[Start]
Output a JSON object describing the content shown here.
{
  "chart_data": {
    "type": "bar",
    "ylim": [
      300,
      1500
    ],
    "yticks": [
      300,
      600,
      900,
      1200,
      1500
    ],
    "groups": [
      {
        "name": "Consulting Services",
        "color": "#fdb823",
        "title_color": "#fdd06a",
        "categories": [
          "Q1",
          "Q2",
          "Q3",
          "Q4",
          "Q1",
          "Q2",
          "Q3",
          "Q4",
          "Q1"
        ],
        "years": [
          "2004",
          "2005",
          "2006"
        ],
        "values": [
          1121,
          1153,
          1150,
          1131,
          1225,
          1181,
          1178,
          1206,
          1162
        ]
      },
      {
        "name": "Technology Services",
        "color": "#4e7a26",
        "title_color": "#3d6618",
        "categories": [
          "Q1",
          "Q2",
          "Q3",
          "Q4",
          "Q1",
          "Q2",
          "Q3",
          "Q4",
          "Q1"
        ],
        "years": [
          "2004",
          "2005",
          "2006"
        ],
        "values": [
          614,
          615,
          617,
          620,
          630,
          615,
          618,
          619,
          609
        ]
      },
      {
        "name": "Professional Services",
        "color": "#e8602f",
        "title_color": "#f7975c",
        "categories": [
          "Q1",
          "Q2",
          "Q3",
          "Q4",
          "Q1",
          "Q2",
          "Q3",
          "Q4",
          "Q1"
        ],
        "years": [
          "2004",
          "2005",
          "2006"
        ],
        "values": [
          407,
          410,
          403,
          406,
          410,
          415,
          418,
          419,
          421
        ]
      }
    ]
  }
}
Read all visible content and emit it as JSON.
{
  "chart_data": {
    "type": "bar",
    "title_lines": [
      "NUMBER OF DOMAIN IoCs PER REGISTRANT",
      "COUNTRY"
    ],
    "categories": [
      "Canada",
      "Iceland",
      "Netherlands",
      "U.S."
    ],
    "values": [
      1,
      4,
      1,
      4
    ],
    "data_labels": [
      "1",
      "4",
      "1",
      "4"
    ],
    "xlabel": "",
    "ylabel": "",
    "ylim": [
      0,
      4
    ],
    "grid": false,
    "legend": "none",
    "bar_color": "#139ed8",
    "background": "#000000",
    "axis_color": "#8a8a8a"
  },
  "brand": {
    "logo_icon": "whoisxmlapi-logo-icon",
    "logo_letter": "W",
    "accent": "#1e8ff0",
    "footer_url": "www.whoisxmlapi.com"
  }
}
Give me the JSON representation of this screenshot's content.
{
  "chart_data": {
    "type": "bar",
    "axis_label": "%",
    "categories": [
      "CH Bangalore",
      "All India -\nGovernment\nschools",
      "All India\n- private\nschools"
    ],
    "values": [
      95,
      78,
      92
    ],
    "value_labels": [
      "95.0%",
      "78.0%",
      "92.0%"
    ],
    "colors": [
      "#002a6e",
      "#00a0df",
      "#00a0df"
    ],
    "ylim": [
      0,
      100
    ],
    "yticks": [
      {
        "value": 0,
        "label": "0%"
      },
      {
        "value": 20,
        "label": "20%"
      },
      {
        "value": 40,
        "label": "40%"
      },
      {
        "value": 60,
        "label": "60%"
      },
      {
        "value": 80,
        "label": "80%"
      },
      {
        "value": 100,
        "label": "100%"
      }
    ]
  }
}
[End]
**Prompt**
Look for the word "nschools" and return every line where it occurs.

**Completed task**
      "All India -\nGovernment\nschools",
      "All India\n- private\nschools"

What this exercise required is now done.